■ **Supplied entries**:
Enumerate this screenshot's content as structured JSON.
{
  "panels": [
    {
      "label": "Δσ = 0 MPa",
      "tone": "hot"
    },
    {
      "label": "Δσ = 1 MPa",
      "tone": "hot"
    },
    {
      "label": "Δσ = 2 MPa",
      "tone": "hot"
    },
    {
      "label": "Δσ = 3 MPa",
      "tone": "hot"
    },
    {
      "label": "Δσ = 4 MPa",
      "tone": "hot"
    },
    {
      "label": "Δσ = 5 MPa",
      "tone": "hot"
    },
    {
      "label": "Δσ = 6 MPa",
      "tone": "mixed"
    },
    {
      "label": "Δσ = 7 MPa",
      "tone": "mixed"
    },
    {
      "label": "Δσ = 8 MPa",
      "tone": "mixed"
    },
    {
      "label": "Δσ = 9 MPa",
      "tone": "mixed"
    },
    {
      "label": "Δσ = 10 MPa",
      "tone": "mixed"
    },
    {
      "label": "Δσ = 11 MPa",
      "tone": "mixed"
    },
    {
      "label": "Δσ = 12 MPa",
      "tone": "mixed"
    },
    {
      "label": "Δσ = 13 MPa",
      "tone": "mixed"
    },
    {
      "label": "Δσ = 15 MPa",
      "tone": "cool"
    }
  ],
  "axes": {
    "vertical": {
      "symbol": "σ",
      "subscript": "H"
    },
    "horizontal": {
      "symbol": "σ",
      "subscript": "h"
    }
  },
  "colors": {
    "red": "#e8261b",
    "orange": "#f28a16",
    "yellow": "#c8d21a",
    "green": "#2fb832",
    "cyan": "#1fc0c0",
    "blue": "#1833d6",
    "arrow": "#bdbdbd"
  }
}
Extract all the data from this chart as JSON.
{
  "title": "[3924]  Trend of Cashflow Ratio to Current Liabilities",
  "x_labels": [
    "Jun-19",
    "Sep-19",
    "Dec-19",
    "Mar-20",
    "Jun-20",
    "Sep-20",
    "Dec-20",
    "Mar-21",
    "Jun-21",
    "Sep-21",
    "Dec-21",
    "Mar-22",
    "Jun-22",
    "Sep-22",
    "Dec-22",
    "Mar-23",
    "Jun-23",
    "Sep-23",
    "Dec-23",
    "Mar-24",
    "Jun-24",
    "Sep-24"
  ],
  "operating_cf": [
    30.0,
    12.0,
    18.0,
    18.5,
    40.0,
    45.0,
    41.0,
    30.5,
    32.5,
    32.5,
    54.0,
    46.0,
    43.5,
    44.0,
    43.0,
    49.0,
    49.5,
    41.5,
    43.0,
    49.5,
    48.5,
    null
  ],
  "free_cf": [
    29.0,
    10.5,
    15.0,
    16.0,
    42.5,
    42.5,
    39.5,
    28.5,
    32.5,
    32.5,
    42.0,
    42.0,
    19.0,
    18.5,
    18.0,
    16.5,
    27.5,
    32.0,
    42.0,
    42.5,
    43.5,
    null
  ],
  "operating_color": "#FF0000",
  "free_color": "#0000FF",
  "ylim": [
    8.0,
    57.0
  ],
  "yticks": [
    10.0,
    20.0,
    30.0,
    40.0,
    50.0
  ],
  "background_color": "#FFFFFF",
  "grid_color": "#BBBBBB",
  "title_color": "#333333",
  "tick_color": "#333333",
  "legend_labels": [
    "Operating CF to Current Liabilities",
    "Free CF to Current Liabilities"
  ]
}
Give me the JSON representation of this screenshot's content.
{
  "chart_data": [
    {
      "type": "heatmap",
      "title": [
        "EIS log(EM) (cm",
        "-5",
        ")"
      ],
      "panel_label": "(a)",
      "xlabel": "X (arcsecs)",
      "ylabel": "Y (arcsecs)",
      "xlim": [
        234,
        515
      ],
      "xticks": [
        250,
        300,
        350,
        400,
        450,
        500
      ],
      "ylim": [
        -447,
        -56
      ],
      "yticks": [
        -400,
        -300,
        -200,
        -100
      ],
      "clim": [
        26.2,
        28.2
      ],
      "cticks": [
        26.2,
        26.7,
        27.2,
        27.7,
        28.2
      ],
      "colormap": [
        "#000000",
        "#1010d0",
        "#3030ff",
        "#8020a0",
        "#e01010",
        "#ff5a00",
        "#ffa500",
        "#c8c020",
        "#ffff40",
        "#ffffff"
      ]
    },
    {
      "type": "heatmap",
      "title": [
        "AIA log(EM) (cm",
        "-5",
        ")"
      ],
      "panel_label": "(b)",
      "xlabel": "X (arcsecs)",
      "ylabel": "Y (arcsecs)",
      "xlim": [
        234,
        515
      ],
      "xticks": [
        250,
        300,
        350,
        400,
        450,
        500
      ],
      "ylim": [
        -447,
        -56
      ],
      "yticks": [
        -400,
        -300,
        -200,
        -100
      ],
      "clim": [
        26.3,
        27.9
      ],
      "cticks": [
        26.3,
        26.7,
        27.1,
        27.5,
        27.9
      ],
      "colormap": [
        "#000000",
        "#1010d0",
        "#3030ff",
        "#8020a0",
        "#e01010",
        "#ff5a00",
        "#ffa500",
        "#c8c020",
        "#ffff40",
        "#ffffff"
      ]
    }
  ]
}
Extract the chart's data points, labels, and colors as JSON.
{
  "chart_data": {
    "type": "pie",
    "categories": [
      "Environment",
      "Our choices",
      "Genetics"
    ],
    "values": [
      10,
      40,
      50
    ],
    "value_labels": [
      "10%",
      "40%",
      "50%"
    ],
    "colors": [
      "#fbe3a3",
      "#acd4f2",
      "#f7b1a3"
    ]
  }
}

■ **Requirement**:
For the listing above, identify each line bearing "Liabilities".

■ **Task response**:
  "title": "[3924]  Trend of Cashflow Ratio to Current Liabilities",
    "Operating CF to Current Liabilities",
    "Free CF to Current Liabilities"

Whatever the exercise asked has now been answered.